**EXERCISE DATA**
--------------------

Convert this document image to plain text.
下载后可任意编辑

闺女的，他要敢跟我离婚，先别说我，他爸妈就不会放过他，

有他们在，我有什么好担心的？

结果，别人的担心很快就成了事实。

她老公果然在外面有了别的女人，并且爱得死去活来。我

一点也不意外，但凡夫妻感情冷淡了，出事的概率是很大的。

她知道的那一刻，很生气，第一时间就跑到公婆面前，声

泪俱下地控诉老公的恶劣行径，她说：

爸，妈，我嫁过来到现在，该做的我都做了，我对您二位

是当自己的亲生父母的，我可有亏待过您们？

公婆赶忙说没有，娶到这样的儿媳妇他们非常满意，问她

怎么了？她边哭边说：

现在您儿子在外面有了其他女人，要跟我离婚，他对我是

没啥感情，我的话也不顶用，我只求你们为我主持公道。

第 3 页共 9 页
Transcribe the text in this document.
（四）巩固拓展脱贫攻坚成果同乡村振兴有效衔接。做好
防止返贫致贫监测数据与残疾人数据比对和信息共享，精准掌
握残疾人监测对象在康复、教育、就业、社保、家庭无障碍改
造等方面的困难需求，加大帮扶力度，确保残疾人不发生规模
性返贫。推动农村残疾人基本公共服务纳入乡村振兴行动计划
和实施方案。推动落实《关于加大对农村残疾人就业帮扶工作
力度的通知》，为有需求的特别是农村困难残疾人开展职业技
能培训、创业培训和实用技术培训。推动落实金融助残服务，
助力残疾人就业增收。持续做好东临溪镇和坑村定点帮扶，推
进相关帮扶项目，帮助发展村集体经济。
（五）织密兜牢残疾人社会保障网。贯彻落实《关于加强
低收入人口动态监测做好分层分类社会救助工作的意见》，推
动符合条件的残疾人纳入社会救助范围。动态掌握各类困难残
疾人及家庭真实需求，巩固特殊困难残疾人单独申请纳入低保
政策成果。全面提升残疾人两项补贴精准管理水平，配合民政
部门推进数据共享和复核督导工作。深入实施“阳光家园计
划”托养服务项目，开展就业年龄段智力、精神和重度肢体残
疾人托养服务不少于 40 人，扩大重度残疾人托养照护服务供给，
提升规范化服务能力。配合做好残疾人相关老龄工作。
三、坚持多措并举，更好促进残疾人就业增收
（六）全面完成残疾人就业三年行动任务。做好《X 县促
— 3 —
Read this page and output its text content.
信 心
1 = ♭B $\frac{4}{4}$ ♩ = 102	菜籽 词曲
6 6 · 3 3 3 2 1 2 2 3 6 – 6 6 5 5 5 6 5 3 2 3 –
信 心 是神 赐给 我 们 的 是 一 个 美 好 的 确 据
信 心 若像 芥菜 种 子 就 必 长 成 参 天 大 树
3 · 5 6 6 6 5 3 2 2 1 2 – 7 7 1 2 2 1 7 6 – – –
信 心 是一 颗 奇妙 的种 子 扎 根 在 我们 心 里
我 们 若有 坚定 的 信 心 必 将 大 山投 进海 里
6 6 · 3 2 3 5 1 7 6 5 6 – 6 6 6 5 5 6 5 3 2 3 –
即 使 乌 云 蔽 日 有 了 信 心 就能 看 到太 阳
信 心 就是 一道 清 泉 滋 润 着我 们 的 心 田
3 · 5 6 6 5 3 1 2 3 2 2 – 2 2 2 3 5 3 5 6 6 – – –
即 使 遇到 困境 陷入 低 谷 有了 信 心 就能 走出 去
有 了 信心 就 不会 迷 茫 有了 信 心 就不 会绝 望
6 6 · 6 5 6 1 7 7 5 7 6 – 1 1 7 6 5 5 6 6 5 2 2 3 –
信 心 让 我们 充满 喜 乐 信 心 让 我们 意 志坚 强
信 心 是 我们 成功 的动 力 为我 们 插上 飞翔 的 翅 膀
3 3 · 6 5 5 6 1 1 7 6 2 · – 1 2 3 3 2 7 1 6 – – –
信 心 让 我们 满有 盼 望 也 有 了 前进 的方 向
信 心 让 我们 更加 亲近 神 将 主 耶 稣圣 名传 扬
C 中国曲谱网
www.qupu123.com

--------------------

**TASK INSTRUCTIONS**
Output only the lines running from the line with "Read this page and output its text content." through the final line of the data, inclusive.

**CORRECT ANSWER**
Read this page and output its text content.
信 心
1 = ♭B $\frac{4}{4}$ ♩ = 102	菜籽 词曲
6 6 · 3 3 3 2 1 2 2 3 6 – 6 6 5 5 5 6 5 3 2 3 –
信 心 是神 赐给 我 们 的 是 一 个 美 好 的 确 据
信 心 若像 芥菜 种 子 就 必 长 成 参 天 大 树
3 · 5 6 6 6 5 3 2 2 1 2 – 7 7 1 2 2 1 7 6 – – –
信 心 是一 颗 奇妙 的种 子 扎 根 在 我们 心 里
我 们 若有 坚定 的 信 心 必 将 大 山投 进海 里
6 6 · 3 2 3 5 1 7 6 5 6 – 6 6 6 5 5 6 5 3 2 3 –
即 使 乌 云 蔽 日 有 了 信 心 就能 看 到太 阳
信 心 就是 一道 清 泉 滋 润 着我 们 的 心 田
3 · 5 6 6 5 3 1 2 3 2 2 – 2 2 2 3 5 3 5 6 6 – – –
即 使 遇到 困境 陷入 低 谷 有了 信 心 就能 走出 去
有 了 信心 就 不会 迷 茫 有了 信 心 就不 会绝 望
6 6 · 6 5 6 1 7 7 5 7 6 – 1 1 7 6 5 5 6 6 5 2 2 3 –
信 心 让 我们 充满 喜 乐 信 心 让 我们 意 志坚 强
信 心 是 我们 成功 的动 力 为我 们 插上 飞翔 的 翅 膀
3 3 · 6 5 5 6 1 1 7 6 2 · – 1 2 3 3 2 7 1 6 – – –
信 心 让 我们 满有 盼 望 也 有 了 前进 的方 向
信 心 让 我们 更加 亲近 神 将 主 耶 稣圣 名传 扬
C 中国曲谱网
www.qupu123.com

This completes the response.